- PASSAGE:
━━━━━━━━
Home > The Art of Statistics How to Learn from Data(31)

The Art of Statistics How to Learn from Data(31)
Author: David Spiegelhalter

In answer to the question posed at the start of this section, we can calculate from the Poisson distribution the probability of getting seven or more incidents in a day, which turns out to be 0.07%, and means that we can expect such an event to happen on average every 1,535 days, or roughly once every four years. We can conclude that this event is fairly unlikely to happen in the normal run of things, but is not impossible.

The fit of this mathematical probability distribution to the empirical data is almost disturbingly good. Even though there is a unique story behind every one of these tragic events, most of which are unpredictable, the data act as if they were actually generated by some known random mechanism. One possible view is to think that other people could have been murdered, but they weren’t—we have observed one of many possible worlds that could have occurred, just as when we flip coins we observe one of the many possible sequences.
━━━━━━━━
- WHAT TO DO:
A - In one to three sentences, explain why the Poisson distribution passage calls the fit of the probability distribution to the data "almost disturbingly good."
B - Continue the Poisson distribution passage from its last sentence.
The lines that come next are separate material and are not part of the Poisson distribution passage.

- RAW DATA:
━━━━━━━━
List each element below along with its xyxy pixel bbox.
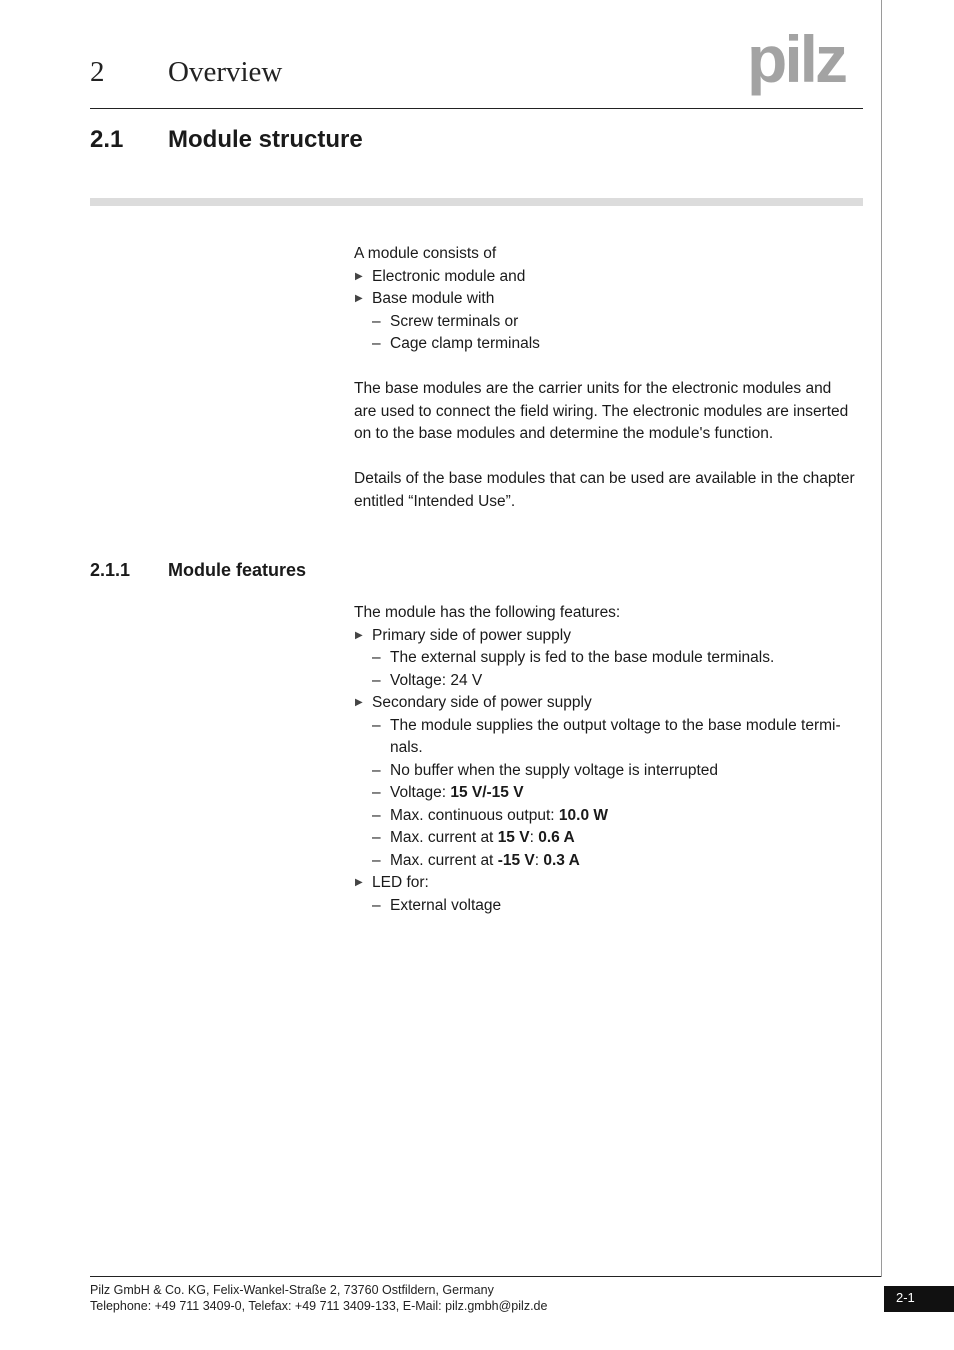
━━━━━━━━
- TASK RESPONSES:
A - Each of these tragic events has its own unique story, and most of them are unpredictable. Even so, the data behave as though a known random mechanism had generated them.

B -
Figure 8.5

Observed and expected (assuming a Poisson distribution) daily number of recorded homicide incidents, 2014 to 2016, England and Wales.3

 

 

Adolphe Quetelet was an astronomer, statistician and sociologist in Belgium in the mid 1800s, and was one of the first to draw attention to the astonishing predictability of overall patterns made up of individually unpredictable events. He was intrigued by the occurrence of normal distributions in natural phenomena, such as the birth-weight distribution in Chapter 3, and coined the idea of ‘l’homme moyen’ (the average man), who took on the mean value of all these characteristics. He developed the idea of ‘social physics’, since the regularity of societal statistics seemed to reflect an almost mechanistic underlying process. Just as the random molecules of a gas come together to make predictable physical properties, so the unpredictable workings of millions of individual lives come together to produce, for example, national suicide rates that barely change from year to year.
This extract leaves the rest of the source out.